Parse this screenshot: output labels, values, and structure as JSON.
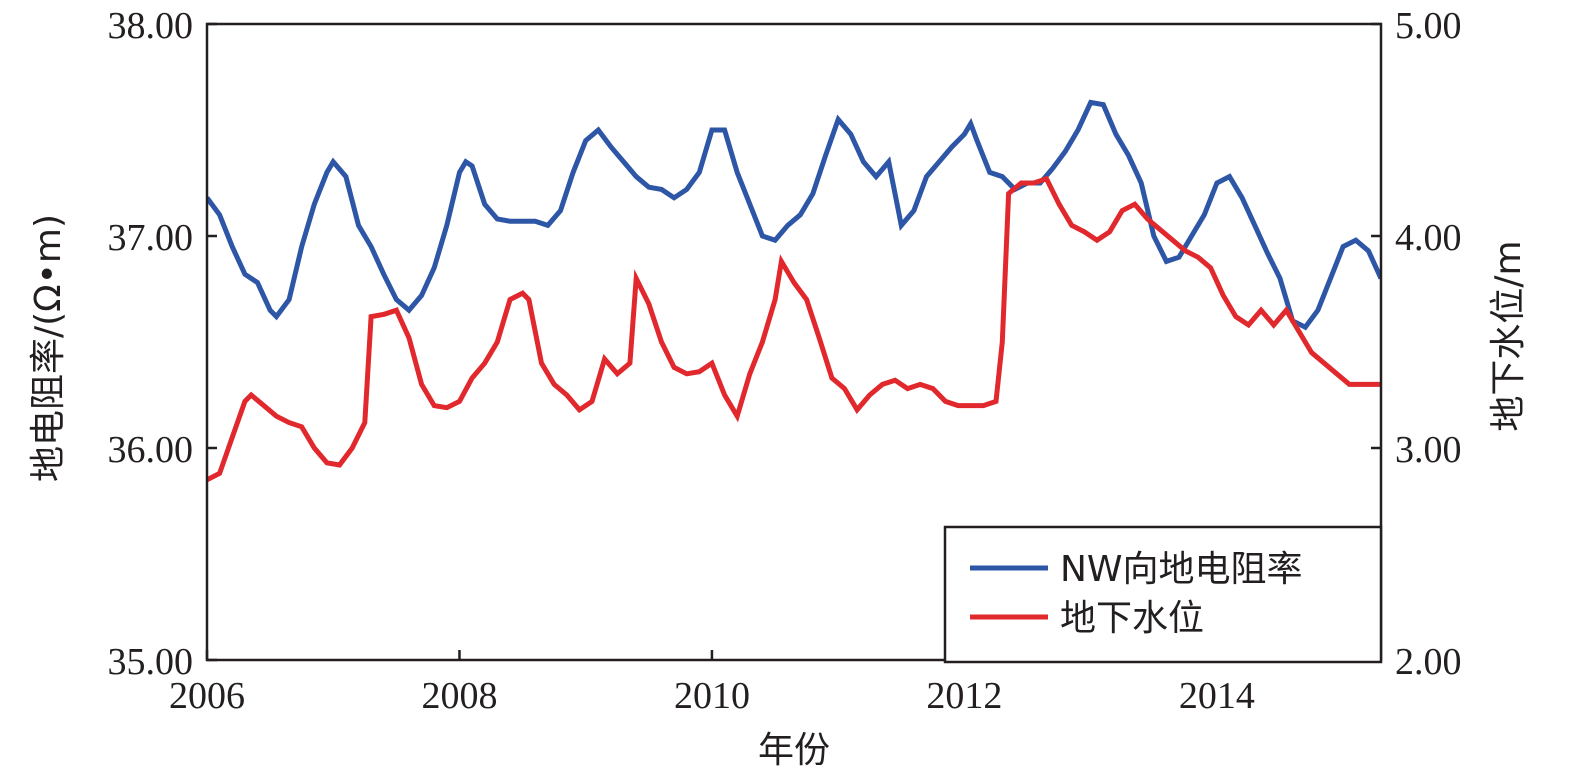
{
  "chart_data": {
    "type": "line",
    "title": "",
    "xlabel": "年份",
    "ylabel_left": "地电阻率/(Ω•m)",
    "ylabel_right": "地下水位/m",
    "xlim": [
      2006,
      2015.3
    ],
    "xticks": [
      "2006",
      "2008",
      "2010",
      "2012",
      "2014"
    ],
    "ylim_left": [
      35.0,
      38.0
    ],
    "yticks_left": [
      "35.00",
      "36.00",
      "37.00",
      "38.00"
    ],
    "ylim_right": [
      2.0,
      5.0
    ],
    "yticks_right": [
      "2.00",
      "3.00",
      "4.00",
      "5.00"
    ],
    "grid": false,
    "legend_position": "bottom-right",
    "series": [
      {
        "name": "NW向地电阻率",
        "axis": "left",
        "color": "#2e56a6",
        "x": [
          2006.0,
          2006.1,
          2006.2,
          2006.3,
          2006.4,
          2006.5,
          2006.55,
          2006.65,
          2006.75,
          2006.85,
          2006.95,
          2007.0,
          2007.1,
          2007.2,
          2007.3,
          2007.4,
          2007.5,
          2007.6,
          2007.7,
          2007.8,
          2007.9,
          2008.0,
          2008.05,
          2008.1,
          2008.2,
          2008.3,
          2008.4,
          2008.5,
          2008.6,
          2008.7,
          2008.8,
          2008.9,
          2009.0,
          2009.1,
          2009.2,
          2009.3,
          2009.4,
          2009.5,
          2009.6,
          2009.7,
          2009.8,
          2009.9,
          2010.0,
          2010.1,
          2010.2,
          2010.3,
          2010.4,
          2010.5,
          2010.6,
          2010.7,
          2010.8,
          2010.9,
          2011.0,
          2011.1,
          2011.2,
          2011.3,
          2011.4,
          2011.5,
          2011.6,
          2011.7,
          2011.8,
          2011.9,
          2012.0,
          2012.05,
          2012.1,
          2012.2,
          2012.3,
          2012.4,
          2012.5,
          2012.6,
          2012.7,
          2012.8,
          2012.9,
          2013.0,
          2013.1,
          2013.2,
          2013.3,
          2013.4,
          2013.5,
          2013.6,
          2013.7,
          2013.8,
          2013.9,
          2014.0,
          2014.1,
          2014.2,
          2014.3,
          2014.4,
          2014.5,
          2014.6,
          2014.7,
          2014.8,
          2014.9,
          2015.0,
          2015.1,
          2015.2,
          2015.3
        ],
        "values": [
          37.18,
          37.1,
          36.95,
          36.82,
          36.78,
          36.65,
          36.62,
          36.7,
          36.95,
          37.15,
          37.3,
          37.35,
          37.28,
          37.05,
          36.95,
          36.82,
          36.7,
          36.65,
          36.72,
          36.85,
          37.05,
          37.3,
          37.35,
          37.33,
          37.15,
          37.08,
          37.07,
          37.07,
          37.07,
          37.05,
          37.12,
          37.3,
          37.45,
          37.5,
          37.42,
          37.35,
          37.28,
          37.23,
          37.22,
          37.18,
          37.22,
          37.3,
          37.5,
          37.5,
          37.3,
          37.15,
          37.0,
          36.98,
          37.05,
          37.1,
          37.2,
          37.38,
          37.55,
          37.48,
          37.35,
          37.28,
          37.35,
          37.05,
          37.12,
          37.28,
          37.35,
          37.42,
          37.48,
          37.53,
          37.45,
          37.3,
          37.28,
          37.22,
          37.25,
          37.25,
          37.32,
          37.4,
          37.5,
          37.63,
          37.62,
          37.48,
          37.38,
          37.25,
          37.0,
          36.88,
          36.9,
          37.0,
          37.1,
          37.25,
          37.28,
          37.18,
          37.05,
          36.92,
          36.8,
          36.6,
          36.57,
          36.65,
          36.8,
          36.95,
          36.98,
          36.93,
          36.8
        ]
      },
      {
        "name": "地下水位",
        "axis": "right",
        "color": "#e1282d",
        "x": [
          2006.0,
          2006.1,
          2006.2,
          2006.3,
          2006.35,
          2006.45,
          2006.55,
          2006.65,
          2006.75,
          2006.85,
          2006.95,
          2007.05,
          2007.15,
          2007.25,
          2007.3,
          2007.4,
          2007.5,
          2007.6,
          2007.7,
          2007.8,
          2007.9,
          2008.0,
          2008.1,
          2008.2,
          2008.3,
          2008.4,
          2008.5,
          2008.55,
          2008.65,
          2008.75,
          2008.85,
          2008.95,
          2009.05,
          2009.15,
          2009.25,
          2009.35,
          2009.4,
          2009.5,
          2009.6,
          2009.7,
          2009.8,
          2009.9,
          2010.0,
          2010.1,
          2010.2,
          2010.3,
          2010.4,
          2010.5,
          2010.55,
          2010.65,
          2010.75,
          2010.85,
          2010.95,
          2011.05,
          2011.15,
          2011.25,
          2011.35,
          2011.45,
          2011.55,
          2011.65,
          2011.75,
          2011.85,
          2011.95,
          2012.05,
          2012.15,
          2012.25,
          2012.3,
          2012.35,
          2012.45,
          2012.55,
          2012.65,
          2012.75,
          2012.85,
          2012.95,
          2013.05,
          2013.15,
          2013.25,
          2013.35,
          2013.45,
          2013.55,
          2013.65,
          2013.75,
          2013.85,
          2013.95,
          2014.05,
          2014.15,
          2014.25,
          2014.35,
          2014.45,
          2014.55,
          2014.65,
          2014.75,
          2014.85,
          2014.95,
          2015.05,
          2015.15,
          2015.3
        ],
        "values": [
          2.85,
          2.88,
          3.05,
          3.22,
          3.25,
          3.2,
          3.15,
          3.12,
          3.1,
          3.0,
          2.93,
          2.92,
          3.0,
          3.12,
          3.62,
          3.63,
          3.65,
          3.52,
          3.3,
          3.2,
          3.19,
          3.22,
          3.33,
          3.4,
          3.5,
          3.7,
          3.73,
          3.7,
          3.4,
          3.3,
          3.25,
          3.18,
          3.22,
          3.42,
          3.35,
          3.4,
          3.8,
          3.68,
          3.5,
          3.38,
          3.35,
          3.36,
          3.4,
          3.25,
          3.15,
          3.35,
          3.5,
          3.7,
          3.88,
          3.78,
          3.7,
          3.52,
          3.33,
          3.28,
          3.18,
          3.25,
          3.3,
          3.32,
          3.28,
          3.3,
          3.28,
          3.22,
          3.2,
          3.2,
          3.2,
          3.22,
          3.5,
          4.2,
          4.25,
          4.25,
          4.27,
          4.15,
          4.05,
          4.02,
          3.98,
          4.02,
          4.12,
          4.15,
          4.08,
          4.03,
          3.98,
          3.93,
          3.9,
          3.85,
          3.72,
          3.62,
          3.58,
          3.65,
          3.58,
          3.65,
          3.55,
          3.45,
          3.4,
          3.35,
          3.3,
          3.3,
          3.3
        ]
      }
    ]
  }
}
::::
● **What is required**: In the copy, include all records verbatim but no images.

● **Task response**:
Parse this screenshot: output labels, values, and structure as JSON.
{
  "chart_data": {
    "type": "line",
    "title": "",
    "xlabel": "年份",
    "ylabel_left": "地电阻率/(Ω•m)",
    "ylabel_right": "地下水位/m",
    "xlim": [
      2006,
      2015.3
    ],
    "xticks": [
      "2006",
      "2008",
      "2010",
      "2012",
      "2014"
    ],
    "ylim_left": [
      35.0,
      38.0
    ],
    "yticks_left": [
      "35.00",
      "36.00",
      "37.00",
      "38.00"
    ],
    "ylim_right": [
      2.0,
      5.0
    ],
    "yticks_right": [
      "2.00",
      "3.00",
      "4.00",
      "5.00"
    ],
    "grid": false,
    "legend_position": "bottom-right",
    "series": [
      {
        "name": "NW向地电阻率",
        "axis": "left",
        "color": "#2e56a6",
        "x": [
          2006.0,
          2006.1,
          2006.2,
          2006.3,
          2006.4,
          2006.5,
          2006.55,
          2006.65,
          2006.75,
          2006.85,
          2006.95,
          2007.0,
          2007.1,
          2007.2,
          2007.3,
          2007.4,
          2007.5,
          2007.6,
          2007.7,
          2007.8,
          2007.9,
          2008.0,
          2008.05,
          2008.1,
          2008.2,
          2008.3,
          2008.4,
          2008.5,
          2008.6,
          2008.7,
          2008.8,
          2008.9,
          2009.0,
          2009.1,
          2009.2,
          2009.3,
          2009.4,
          2009.5,
          2009.6,
          2009.7,
          2009.8,
          2009.9,
          2010.0,
          2010.1,
          2010.2,
          2010.3,
          2010.4,
          2010.5,
          2010.6,
          2010.7,
          2010.8,
          2010.9,
          2011.0,
          2011.1,
          2011.2,
          2011.3,
          2011.4,
          2011.5,
          2011.6,
          2011.7,
          2011.8,
          2011.9,
          2012.0,
          2012.05,
          2012.1,
          2012.2,
          2012.3,
          2012.4,
          2012.5,
          2012.6,
          2012.7,
          2012.8,
          2012.9,
          2013.0,
          2013.1,
          2013.2,
          2013.3,
          2013.4,
          2013.5,
          2013.6,
          2013.7,
          2013.8,
          2013.9,
          2014.0,
          2014.1,
          2014.2,
          2014.3,
          2014.4,
          2014.5,
          2014.6,
          2014.7,
          2014.8,
          2014.9,
          2015.0,
          2015.1,
          2015.2,
          2015.3
        ],
        "values": [
          37.18,
          37.1,
          36.95,
          36.82,
          36.78,
          36.65,
          36.62,
          36.7,
          36.95,
          37.15,
          37.3,
          37.35,
          37.28,
          37.05,
          36.95,
          36.82,
          36.7,
          36.65,
          36.72,
          36.85,
          37.05,
          37.3,
          37.35,
          37.33,
          37.15,
          37.08,
          37.07,
          37.07,
          37.07,
          37.05,
          37.12,
          37.3,
          37.45,
          37.5,
          37.42,
          37.35,
          37.28,
          37.23,
          37.22,
          37.18,
          37.22,
          37.3,
          37.5,
          37.5,
          37.3,
          37.15,
          37.0,
          36.98,
          37.05,
          37.1,
          37.2,
          37.38,
          37.55,
          37.48,
          37.35,
          37.28,
          37.35,
          37.05,
          37.12,
          37.28,
          37.35,
          37.42,
          37.48,
          37.53,
          37.45,
          37.3,
          37.28,
          37.22,
          37.25,
          37.25,
          37.32,
          37.4,
          37.5,
          37.63,
          37.62,
          37.48,
          37.38,
          37.25,
          37.0,
          36.88,
          36.9,
          37.0,
          37.1,
          37.25,
          37.28,
          37.18,
          37.05,
          36.92,
          36.8,
          36.6,
          36.57,
          36.65,
          36.8,
          36.95,
          36.98,
          36.93,
          36.8
        ]
      },
      {
        "name": "地下水位",
        "axis": "right",
        "color": "#e1282d",
        "x": [
          2006.0,
          2006.1,
          2006.2,
          2006.3,
          2006.35,
          2006.45,
          2006.55,
          2006.65,
          2006.75,
          2006.85,
          2006.95,
          2007.05,
          2007.15,
          2007.25,
          2007.3,
          2007.4,
          2007.5,
          2007.6,
          2007.7,
          2007.8,
          2007.9,
          2008.0,
          2008.1,
          2008.2,
          2008.3,
          2008.4,
          2008.5,
          2008.55,
          2008.65,
          2008.75,
          2008.85,
          2008.95,
          2009.05,
          2009.15,
          2009.25,
          2009.35,
          2009.4,
          2009.5,
          2009.6,
          2009.7,
          2009.8,
          2009.9,
          2010.0,
          2010.1,
          2010.2,
          2010.3,
          2010.4,
          2010.5,
          2010.55,
          2010.65,
          2010.75,
          2010.85,
          2010.95,
          2011.05,
          2011.15,
          2011.25,
          2011.35,
          2011.45,
          2011.55,
          2011.65,
          2011.75,
          2011.85,
          2011.95,
          2012.05,
          2012.15,
          2012.25,
          2012.3,
          2012.35,
          2012.45,
          2012.55,
          2012.65,
          2012.75,
          2012.85,
          2012.95,
          2013.05,
          2013.15,
          2013.25,
          2013.35,
          2013.45,
          2013.55,
          2013.65,
          2013.75,
          2013.85,
          2013.95,
          2014.05,
          2014.15,
          2014.25,
          2014.35,
          2014.45,
          2014.55,
          2014.65,
          2014.75,
          2014.85,
          2014.95,
          2015.05,
          2015.15,
          2015.3
        ],
        "values": [
          2.85,
          2.88,
          3.05,
          3.22,
          3.25,
          3.2,
          3.15,
          3.12,
          3.1,
          3.0,
          2.93,
          2.92,
          3.0,
          3.12,
          3.62,
          3.63,
          3.65,
          3.52,
          3.3,
          3.2,
          3.19,
          3.22,
          3.33,
          3.4,
          3.5,
          3.7,
          3.73,
          3.7,
          3.4,
          3.3,
          3.25,
          3.18,
          3.22,
          3.42,
          3.35,
          3.4,
          3.8,
          3.68,
          3.5,
          3.38,
          3.35,
          3.36,
          3.4,
          3.25,
          3.15,
          3.35,
          3.5,
          3.7,
          3.88,
          3.78,
          3.7,
          3.52,
          3.33,
          3.28,
          3.18,
          3.25,
          3.3,
          3.32,
          3.28,
          3.3,
          3.28,
          3.22,
          3.2,
          3.2,
          3.2,
          3.22,
          3.5,
          4.2,
          4.25,
          4.25,
          4.27,
          4.15,
          4.05,
          4.02,
          3.98,
          4.02,
          4.12,
          4.15,
          4.08,
          4.03,
          3.98,
          3.93,
          3.9,
          3.85,
          3.72,
          3.62,
          3.58,
          3.65,
          3.58,
          3.65,
          3.55,
          3.45,
          3.4,
          3.35,
          3.3,
          3.3,
          3.3
        ]
      }
    ]
  }
}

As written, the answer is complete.